> _DATA ENTRIES_
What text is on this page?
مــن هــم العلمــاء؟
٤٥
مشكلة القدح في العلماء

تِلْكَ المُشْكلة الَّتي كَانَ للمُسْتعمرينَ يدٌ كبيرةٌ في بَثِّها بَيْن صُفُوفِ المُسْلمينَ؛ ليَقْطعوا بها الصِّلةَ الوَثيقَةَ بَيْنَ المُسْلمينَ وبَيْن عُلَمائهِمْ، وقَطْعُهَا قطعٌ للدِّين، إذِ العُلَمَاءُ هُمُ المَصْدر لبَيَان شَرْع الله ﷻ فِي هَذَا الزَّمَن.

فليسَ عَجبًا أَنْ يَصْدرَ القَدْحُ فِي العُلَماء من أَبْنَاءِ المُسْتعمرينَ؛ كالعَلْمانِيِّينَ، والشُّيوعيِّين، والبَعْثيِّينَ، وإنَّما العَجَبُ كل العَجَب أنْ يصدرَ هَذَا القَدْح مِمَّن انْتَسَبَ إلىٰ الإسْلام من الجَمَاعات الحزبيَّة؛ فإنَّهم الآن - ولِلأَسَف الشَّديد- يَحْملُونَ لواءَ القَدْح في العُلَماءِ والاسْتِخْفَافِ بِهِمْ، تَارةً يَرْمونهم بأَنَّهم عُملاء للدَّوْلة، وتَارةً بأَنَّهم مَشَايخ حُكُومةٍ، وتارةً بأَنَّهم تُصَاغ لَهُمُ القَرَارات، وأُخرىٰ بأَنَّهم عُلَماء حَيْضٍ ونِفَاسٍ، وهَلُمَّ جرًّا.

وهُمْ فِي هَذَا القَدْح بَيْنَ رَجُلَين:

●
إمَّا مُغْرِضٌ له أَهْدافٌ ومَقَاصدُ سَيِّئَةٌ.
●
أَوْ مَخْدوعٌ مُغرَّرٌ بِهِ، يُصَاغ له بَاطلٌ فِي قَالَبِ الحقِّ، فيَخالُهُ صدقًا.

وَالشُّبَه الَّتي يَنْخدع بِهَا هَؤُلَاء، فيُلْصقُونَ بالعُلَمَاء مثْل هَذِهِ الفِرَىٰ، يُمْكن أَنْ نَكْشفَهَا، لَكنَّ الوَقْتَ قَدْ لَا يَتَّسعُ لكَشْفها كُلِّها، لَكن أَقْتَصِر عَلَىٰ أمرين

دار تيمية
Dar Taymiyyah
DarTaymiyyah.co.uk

> _PROBLEM_
Gather from the records above every line containing the string "تعمرين".

> _RESULT OF THIS EXERCISE_
تِلْكَ المُشْكلة الَّتي كَانَ للمُسْتعمرينَ يدٌ كبيرةٌ في بَثِّها بَيْن صُفُوفِ المُسْلمينَ؛ ليَقْطعوا بها الصِّلةَ الوَثيقَةَ بَيْنَ المُسْلمينَ وبَيْن عُلَمائهِمْ، وقَطْعُهَا قطعٌ للدِّين، إذِ العُلَمَاءُ هُمُ المَصْدر لبَيَان شَرْع الله ﷻ فِي هَذَا الزَّمَن.
فليسَ عَجبًا أَنْ يَصْدرَ القَدْحُ فِي العُلَماء من أَبْنَاءِ المُسْتعمرينَ؛ كالعَلْمانِيِّينَ، والشُّيوعيِّين، والبَعْثيِّينَ، وإنَّما العَجَبُ كل العَجَب أنْ يصدرَ هَذَا القَدْح مِمَّن انْتَسَبَ إلىٰ الإسْلام من الجَمَاعات الحزبيَّة؛ فإنَّهم الآن - ولِلأَسَف الشَّديد- يَحْملُونَ لواءَ القَدْح في العُلَماءِ والاسْتِخْفَافِ بِهِمْ، تَارةً يَرْمونهم بأَنَّهم عُملاء للدَّوْلة، وتَارةً بأَنَّهم مَشَايخ حُكُومةٍ، وتارةً بأَنَّهم تُصَاغ لَهُمُ القَرَارات، وأُخرىٰ بأَنَّهم عُلَماء حَيْضٍ ونِفَاسٍ، وهَلُمَّ جرًّا.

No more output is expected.